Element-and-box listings
════════

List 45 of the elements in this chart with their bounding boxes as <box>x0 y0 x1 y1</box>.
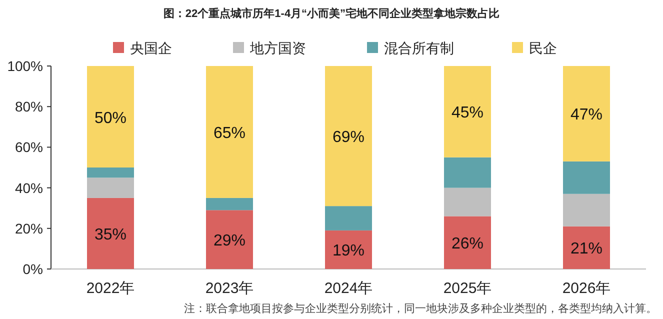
bar <box>206 210 253 269</box>
bar <box>325 66 372 206</box>
y-tick-label: 40% <box>14 180 43 196</box>
bar <box>206 66 253 198</box>
bar <box>87 168 134 178</box>
data-label: 69% <box>332 129 365 146</box>
data-label: 35% <box>94 226 127 244</box>
legend-label: 地方国资 <box>249 40 306 56</box>
x-tick-label: 2023年 <box>205 280 254 297</box>
bar <box>444 66 491 158</box>
bar <box>325 230 372 269</box>
data-label: 50% <box>94 110 127 127</box>
text: 注：联合拿地项目按参与企业类型分别统计，同一地块涉及多种企业类型的，各类型均纳入计算。 <box>184 302 657 315</box>
data-label: 45% <box>451 104 484 122</box>
data-label: 29% <box>213 232 246 250</box>
x-tick-label: 2026年 <box>562 280 611 297</box>
y-tick-label: 20% <box>14 220 43 236</box>
legend-label: 混合所有制 <box>384 40 454 56</box>
bar <box>206 198 253 210</box>
bar <box>563 226 610 269</box>
bar <box>563 66 610 162</box>
bar <box>87 66 134 168</box>
y-tick-label: 80% <box>14 98 43 115</box>
x-tick-label: 2025年 <box>443 280 492 297</box>
data-label: 21% <box>570 240 603 258</box>
y-tick-label: 60% <box>14 139 43 156</box>
bar <box>444 157 491 188</box>
data-label: 47% <box>570 106 603 124</box>
data-label: 65% <box>213 124 246 142</box>
bar <box>325 206 372 230</box>
y-tick-label: 100% <box>7 58 43 74</box>
bar <box>563 194 610 226</box>
bar <box>87 198 134 269</box>
legend-label: 民企 <box>529 40 557 56</box>
chart-title: 图：22个重点城市历年1-4月“小而美”宅地不同企业类型拿地宗数占比 <box>163 7 500 20</box>
bar <box>87 178 134 198</box>
data-label: 19% <box>332 242 365 260</box>
y-tick-label: 0% <box>22 261 43 277</box>
x-tick-label: 2024年 <box>324 280 373 297</box>
bar <box>444 188 491 216</box>
bar <box>563 161 610 194</box>
x-tick-label: 2022年 <box>86 280 135 297</box>
bar <box>444 216 491 269</box>
legend-label: 央国企 <box>130 40 172 56</box>
data-label: 26% <box>451 236 484 253</box>
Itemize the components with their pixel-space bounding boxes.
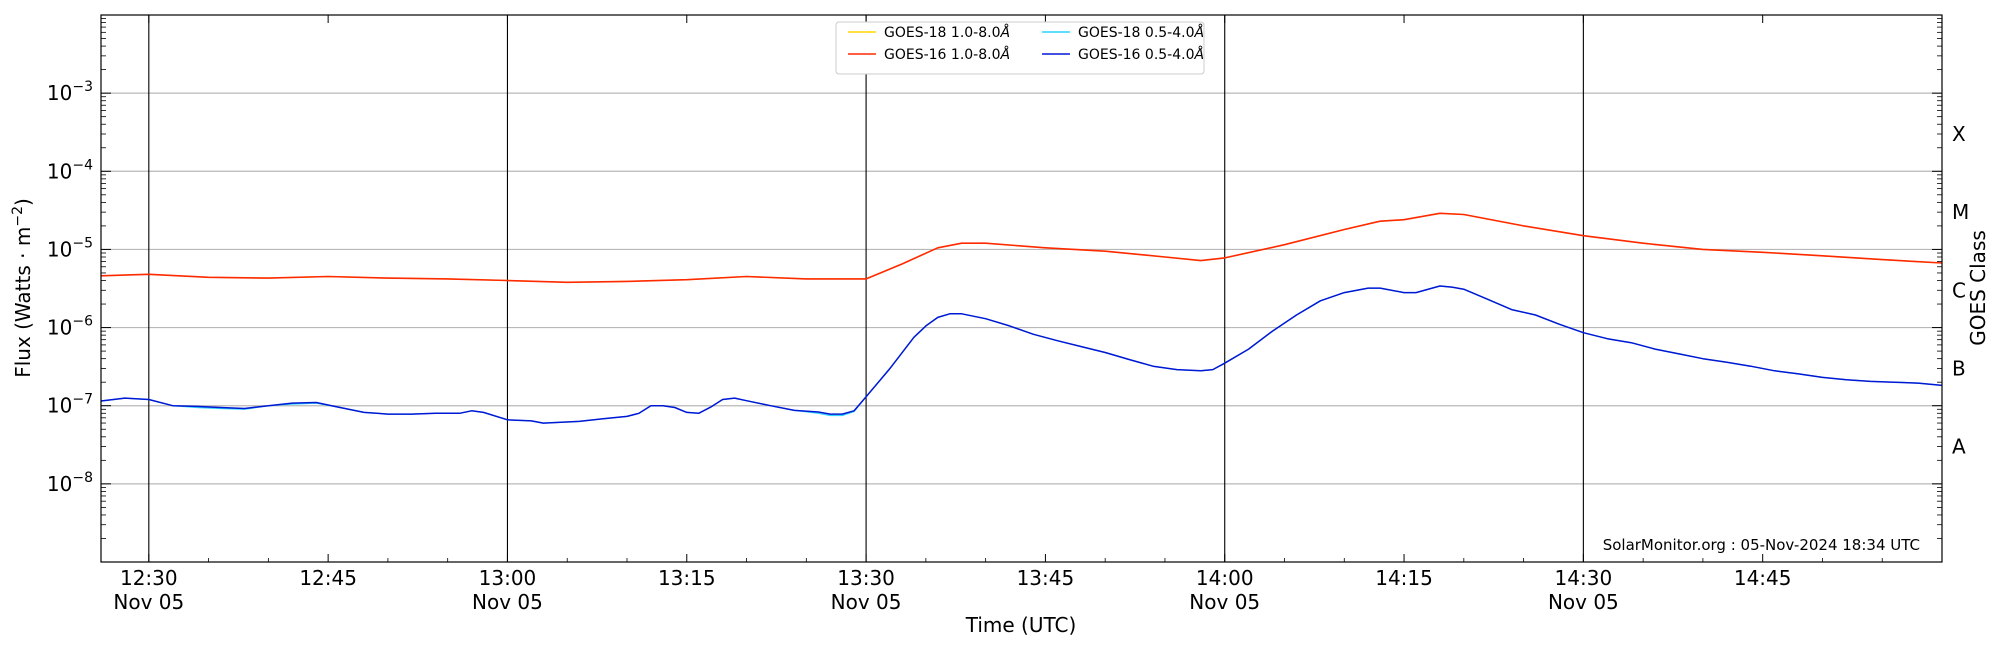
y-tick-label: 10−6 — [47, 314, 93, 340]
x-tick-label: 13:30 — [837, 566, 895, 590]
x-tick-label: 14:00 — [1196, 566, 1254, 590]
x-tick-date-label: Nov 05 — [472, 590, 543, 614]
source-watermark: SolarMonitor.org : 05-Nov-2024 18:34 UTC — [1603, 536, 1920, 554]
x-tick-label: 12:45 — [299, 566, 357, 590]
x-tick-label: 13:00 — [479, 566, 537, 590]
y-tick-label: 10−7 — [47, 392, 93, 418]
legend-box — [835, 21, 1205, 75]
goes-class-label-c: C — [1952, 278, 1966, 302]
y-tick-label: 10−3 — [47, 79, 93, 105]
y-tick-label: 10−4 — [47, 157, 93, 183]
legend-label: GOES-16 0.5-4.0Å — [1078, 46, 1204, 63]
goes-class-label-m: M — [1952, 200, 1969, 224]
x-tick-date-label: Nov 05 — [113, 590, 184, 614]
goes-class-label-x: X — [1952, 122, 1966, 146]
y-tick-label: 10−5 — [47, 235, 93, 261]
x-tick-date-label: Nov 05 — [831, 590, 902, 614]
series-line-4 — [100, 285, 1943, 424]
grid-layer — [101, 15, 1942, 562]
x-tick-date-label: Nov 05 — [1189, 590, 1260, 614]
series-line-2 — [100, 212, 1943, 284]
legend-label: GOES-18 0.5-4.0Å — [1078, 24, 1204, 41]
y-tick-label: 10−8 — [47, 470, 93, 496]
goes-class-axis-label: GOES Class — [1966, 230, 1990, 346]
x-tick-label: 14:45 — [1734, 566, 1792, 590]
x-tick-label: 13:45 — [1017, 566, 1075, 590]
x-tick-label: 13:15 — [658, 566, 716, 590]
plot-frame — [100, 14, 1943, 563]
plot-layer — [100, 212, 1943, 424]
x-tick-label: 14:30 — [1555, 566, 1613, 590]
x-tick-label: 12:30 — [120, 566, 178, 590]
x-tick-date-label: Nov 05 — [1548, 590, 1619, 614]
legend-label: GOES-18 1.0-8.0Å — [884, 24, 1010, 41]
y-axis-label: Flux (Watts · m−2) — [10, 198, 35, 378]
goes-class-label-b: B — [1952, 356, 1966, 380]
goes-class-label-a: A — [1952, 435, 1966, 459]
x-axis-label: Time (UTC) — [965, 613, 1077, 637]
legend: GOES-18 1.0-8.0Å GOES-18 0.5-4.0Å GOES-16 … — [835, 21, 1205, 75]
legend-label: GOES-16 1.0-8.0Å — [884, 46, 1010, 63]
x-tick-label: 14:15 — [1375, 566, 1433, 590]
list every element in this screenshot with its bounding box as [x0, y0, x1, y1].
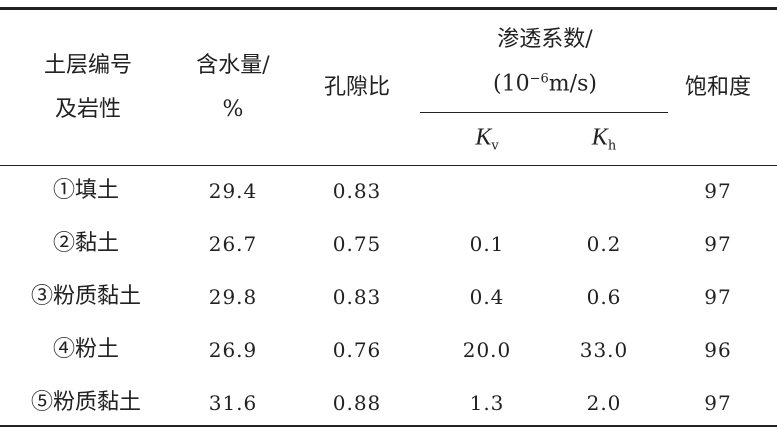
header-cell: 及岩性 — [54, 97, 122, 122]
subscript: v — [491, 138, 499, 154]
table-cell: 0.4 — [469, 285, 505, 309]
table-cell: 33.0 — [579, 338, 629, 362]
table-cell: 29.4 — [208, 179, 258, 203]
header-cell: 饱和度 — [684, 75, 752, 100]
header-cell: 土层编号 — [43, 53, 133, 78]
unit-part: (10 — [493, 71, 530, 97]
table-cell: 97 — [704, 179, 732, 203]
table-cell: 0.83 — [332, 285, 382, 309]
sub-rule — [420, 112, 668, 113]
table-cell: 0.76 — [332, 338, 382, 362]
table-cell: 2.0 — [586, 391, 622, 415]
table-cell: ③粉质黏土 — [30, 284, 142, 309]
header-rule — [0, 165, 777, 166]
symbol: K — [475, 124, 492, 151]
table-cell: 0.1 — [469, 232, 505, 256]
table-cell: 97 — [704, 232, 732, 256]
header-cell: 含水量/ — [196, 53, 270, 78]
table-cell: 96 — [704, 338, 732, 362]
table-cell: 0.88 — [332, 391, 382, 415]
table-cell: ④粉土 — [52, 337, 120, 362]
table-cell: 97 — [704, 391, 732, 415]
unit-sup: −6 — [529, 71, 549, 87]
subscript: h — [607, 138, 617, 154]
table-cell: 0.2 — [586, 232, 622, 256]
table-cell: 31.6 — [208, 391, 258, 415]
table-cell: ②黏土 — [52, 231, 120, 256]
table-cell: ①填土 — [52, 178, 120, 203]
header-cell: 渗透系数/ — [497, 27, 593, 52]
header-unit: (10−6m/s) — [493, 72, 597, 95]
table-cell: 97 — [704, 285, 732, 309]
table-cell: 26.7 — [208, 232, 258, 256]
table-cell: 26.9 — [208, 338, 258, 362]
table-cell: 0.6 — [586, 285, 622, 309]
bottom-rule — [0, 425, 777, 427]
unit-part: m/s) — [548, 71, 597, 97]
header-cell: 孔隙比 — [323, 75, 391, 100]
table-cell: 0.83 — [332, 179, 382, 203]
top-rule — [0, 7, 777, 10]
header-cell: Kh — [592, 125, 616, 152]
table-cell: 20.0 — [462, 338, 512, 362]
table-cell: 0.75 — [332, 232, 382, 256]
table-cell: ⑤粉质黏土 — [30, 390, 142, 415]
header-cell: % — [222, 97, 244, 122]
table-cell: 29.8 — [208, 285, 258, 309]
table-cell: 1.3 — [469, 391, 505, 415]
header-cell: Kv — [475, 125, 498, 152]
symbol: K — [591, 124, 608, 151]
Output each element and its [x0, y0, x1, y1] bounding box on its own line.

════════

◆ **Your instructions**
Repeat the part of the data that opens with the line containing "header-cell: 及岩性 — [54, 97, 122, 122]" and closes with the line containing "table-cell: ⑤粉质黏土 — [30, 390, 142, 415]", including both of those lines, with every character unchanged.

◆ **Correct answer**
header-cell: 及岩性 — [54, 97, 122, 122]
subscript: v — [491, 138, 499, 154]
table-cell: 0.4 — [469, 285, 505, 309]
table-cell: 33.0 — [579, 338, 629, 362]
table-cell: 29.4 — [208, 179, 258, 203]
header-cell: 饱和度 — [684, 75, 752, 100]
header-cell: 土层编号 — [43, 53, 133, 78]
unit-part: (10 — [493, 71, 530, 97]
table-cell: 97 — [704, 179, 732, 203]
table-cell: 0.83 — [332, 285, 382, 309]
sub-rule — [420, 112, 668, 113]
table-cell: 0.76 — [332, 338, 382, 362]
table-cell: 2.0 — [586, 391, 622, 415]
table-cell: ③粉质黏土 — [30, 284, 142, 309]
header-rule — [0, 165, 777, 166]
symbol: K — [475, 124, 492, 151]
table-cell: 0.1 — [469, 232, 505, 256]
table-cell: 97 — [704, 232, 732, 256]
header-cell: 含水量/ — [196, 53, 270, 78]
table-cell: 96 — [704, 338, 732, 362]
table-cell: 0.88 — [332, 391, 382, 415]
table-cell: ④粉土 — [52, 337, 120, 362]
table-cell: 97 — [704, 391, 732, 415]
unit-sup: −6 — [529, 71, 549, 87]
subscript: h — [607, 138, 617, 154]
table-cell: 0.2 — [586, 232, 622, 256]
table-cell: 31.6 — [208, 391, 258, 415]
table-cell: ②黏土 — [52, 231, 120, 256]
table-cell: ①填土 — [52, 178, 120, 203]
header-cell: 渗透系数/ — [497, 27, 593, 52]
header-unit: (10−6m/s) — [493, 72, 597, 95]
table-cell: 97 — [704, 285, 732, 309]
table-cell: 26.7 — [208, 232, 258, 256]
table-cell: 26.9 — [208, 338, 258, 362]
table-cell: 0.6 — [586, 285, 622, 309]
bottom-rule — [0, 425, 777, 427]
unit-part: m/s) — [548, 71, 597, 97]
header-cell: 孔隙比 — [323, 75, 391, 100]
table-cell: 0.83 — [332, 179, 382, 203]
top-rule — [0, 7, 777, 10]
header-cell: Kh — [592, 125, 616, 152]
table-cell: 20.0 — [462, 338, 512, 362]
table-cell: 0.75 — [332, 232, 382, 256]
table-cell: ⑤粉质黏土 — [30, 390, 142, 415]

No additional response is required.